## WHAT YOU NEED TO DO
- 1) In the student spotlight, what job did Jared Luxton hold before coming to CSU?
- 2) Reproduce the student spotlight word for word, from "Lately I’m ‘relaxing’" to "hit Trader Joe’s!".

## PASSAGE
CMB Student Spotlight – Jared Luxton

Jared Luxton is in the Cell and Molecular Biology 2016 cohort doing research on telomeres out of the Bailey lab. Both an active member of the CMBSA and an accomplished computational biologist, Jared has proved himself to be a competent and welcome addition to the CMB family.

 

Tell a bit about your life before you joined CSU

I’m originally from Massachusetts! Prior to CSU I was living and working as an Extraction Chemist in a small Massachusetts town. The job was on 3rd shift, so I’d wake up around 8:00pm and get home around 8:00am. Typically I’d drink an entire pot of coffee before work, and once I was there I’d put another pot on ASAP.

 

Tell us about your research project and what attracted you to your area of interest

Everybody has a personal experience with cancer or knows someone who does; this is where my interest in telomeres started. Telomeres are fantastic structures of DNA/RNA/proteins at the ends of linear chromosomes, and sit at many intersections between cancer, disease, and health. Telomeres shorten with cellular division, serving as a pseudo-mitotic clock for cells, and as such, almost all cancers must address telomere maintenance to facilitate growth. Not only do telomeres shorten after cellular division, but they also shorten in response to environmental stressors, i.e space radiation. Astronauts in space are chronically exposed to space radiation, and how that impacts health, mission performance, and long-term health outcomes remains an open and important question for safety during space travel. A large part of my research addresses the impacts of space radiation on astronaut health in the context of telomeres.

 

What do you do to relax when you’re not in the lab?

Lately I’m ‘relaxing’ by learning new concepts in the programming language python. I’m also an enthusiast for Netflix/Hulu/Youtube! Dark is one of my favorite Netflix series (way better than Stranger Things).

 

What is your favorite thing about the CMB program/CSU/Fort Collins?

Interdisciplinary by nature, CMB provides us with nearly unlimited opportunities to forge our own research interests, goals, and PI of choice in the context of Cell and Molecular Biology. Also, in my opinion Carol/Charlene are benefits to CMB in-and-of themselves! My CSU experience has been entirely positive – especially the fixed price refills at the coffee shops. I love the convenience factor of Fort Collins – just about every grocery store is nearby. At home I’d have to drive two hours to hit Trader Joe’s!

## INPUT DATA

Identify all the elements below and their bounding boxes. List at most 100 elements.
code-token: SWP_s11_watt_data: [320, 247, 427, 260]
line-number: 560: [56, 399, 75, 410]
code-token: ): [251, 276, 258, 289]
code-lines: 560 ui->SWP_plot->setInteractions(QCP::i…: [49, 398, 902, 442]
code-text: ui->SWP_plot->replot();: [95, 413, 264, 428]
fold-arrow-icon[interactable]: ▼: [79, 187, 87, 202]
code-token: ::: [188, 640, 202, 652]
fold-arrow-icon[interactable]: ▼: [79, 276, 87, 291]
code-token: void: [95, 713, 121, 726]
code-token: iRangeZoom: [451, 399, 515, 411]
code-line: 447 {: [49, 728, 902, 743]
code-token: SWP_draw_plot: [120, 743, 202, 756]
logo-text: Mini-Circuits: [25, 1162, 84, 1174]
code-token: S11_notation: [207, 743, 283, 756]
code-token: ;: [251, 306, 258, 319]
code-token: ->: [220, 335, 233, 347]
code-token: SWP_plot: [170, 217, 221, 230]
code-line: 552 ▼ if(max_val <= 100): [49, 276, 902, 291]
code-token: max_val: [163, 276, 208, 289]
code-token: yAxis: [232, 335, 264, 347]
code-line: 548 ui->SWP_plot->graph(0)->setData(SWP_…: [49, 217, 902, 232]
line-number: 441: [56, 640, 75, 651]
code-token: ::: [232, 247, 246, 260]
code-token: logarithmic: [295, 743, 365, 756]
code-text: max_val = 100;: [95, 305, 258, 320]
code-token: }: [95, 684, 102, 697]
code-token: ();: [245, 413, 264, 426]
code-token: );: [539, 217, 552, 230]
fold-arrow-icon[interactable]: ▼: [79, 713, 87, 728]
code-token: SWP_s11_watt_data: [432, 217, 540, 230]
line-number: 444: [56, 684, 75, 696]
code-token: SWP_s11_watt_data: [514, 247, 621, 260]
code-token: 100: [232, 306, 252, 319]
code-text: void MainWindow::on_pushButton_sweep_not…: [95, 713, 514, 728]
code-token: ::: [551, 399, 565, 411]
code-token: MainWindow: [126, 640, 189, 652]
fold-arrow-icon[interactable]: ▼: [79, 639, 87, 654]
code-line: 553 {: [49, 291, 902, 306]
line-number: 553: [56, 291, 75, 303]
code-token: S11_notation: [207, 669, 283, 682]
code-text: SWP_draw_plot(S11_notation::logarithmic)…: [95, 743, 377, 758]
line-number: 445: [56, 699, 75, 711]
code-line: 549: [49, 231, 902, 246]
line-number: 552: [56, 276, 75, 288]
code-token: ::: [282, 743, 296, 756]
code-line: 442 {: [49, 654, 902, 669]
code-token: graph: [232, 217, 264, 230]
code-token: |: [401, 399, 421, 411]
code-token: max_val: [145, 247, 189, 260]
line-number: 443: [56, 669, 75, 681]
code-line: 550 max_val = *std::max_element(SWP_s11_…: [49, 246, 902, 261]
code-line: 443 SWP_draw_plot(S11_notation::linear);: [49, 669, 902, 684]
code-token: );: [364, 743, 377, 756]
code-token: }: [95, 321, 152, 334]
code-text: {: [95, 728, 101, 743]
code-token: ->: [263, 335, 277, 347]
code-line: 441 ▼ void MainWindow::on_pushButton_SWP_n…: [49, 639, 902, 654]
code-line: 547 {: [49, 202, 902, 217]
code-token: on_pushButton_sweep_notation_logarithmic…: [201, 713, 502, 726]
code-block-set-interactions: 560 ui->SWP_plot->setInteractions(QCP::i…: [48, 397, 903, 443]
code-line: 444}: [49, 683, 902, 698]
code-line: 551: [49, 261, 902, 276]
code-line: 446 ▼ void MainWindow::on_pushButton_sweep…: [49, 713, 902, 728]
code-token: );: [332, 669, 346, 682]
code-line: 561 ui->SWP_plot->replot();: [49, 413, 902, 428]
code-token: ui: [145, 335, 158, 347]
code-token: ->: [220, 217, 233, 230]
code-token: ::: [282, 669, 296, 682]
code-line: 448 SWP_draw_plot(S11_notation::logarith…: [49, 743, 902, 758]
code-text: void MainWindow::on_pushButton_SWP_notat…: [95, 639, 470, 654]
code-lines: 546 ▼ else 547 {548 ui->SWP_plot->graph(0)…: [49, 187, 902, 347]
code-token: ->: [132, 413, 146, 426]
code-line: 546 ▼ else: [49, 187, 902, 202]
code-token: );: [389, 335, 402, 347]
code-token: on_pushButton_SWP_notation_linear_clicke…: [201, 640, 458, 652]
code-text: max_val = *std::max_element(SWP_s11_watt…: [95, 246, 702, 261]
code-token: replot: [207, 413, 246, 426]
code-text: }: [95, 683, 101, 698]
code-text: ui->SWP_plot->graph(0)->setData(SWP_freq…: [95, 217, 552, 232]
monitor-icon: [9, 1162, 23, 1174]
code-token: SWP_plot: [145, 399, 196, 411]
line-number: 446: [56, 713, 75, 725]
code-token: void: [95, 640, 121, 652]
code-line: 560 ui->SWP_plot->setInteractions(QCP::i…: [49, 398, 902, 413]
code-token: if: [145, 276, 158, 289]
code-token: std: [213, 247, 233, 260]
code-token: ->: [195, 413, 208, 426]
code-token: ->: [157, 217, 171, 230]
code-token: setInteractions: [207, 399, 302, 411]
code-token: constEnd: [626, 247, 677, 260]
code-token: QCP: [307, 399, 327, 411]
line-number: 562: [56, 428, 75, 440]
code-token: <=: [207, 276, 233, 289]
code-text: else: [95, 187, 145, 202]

## ANSWERS
- 1) He worked as an Extraction Chemist in a small Massachusetts town.

- 2)
Lately I’m ‘relaxing’ by learning new concepts in the programming language python. I’m also an enthusiast for Netflix/Hulu/Youtube! Dark is one of my favorite Netflix series (way better than Stranger Things).

 

What is your favorite thing about the CMB program/CSU/Fort Collins?

Interdisciplinary by nature, CMB provides us with nearly unlimited opportunities to forge our own research interests, goals, and PI of choice in the context of Cell and Molecular Biology. Also, in my opinion Carol/Charlene are benefits to CMB in-and-of themselves! My CSU experience has been entirely positive – especially the fixed price refills at the coffee shops. I love the convenience factor of Fort Collins – just about every grocery store is nearby. At home I’d have to drive two hours to hit Trader Joe’s!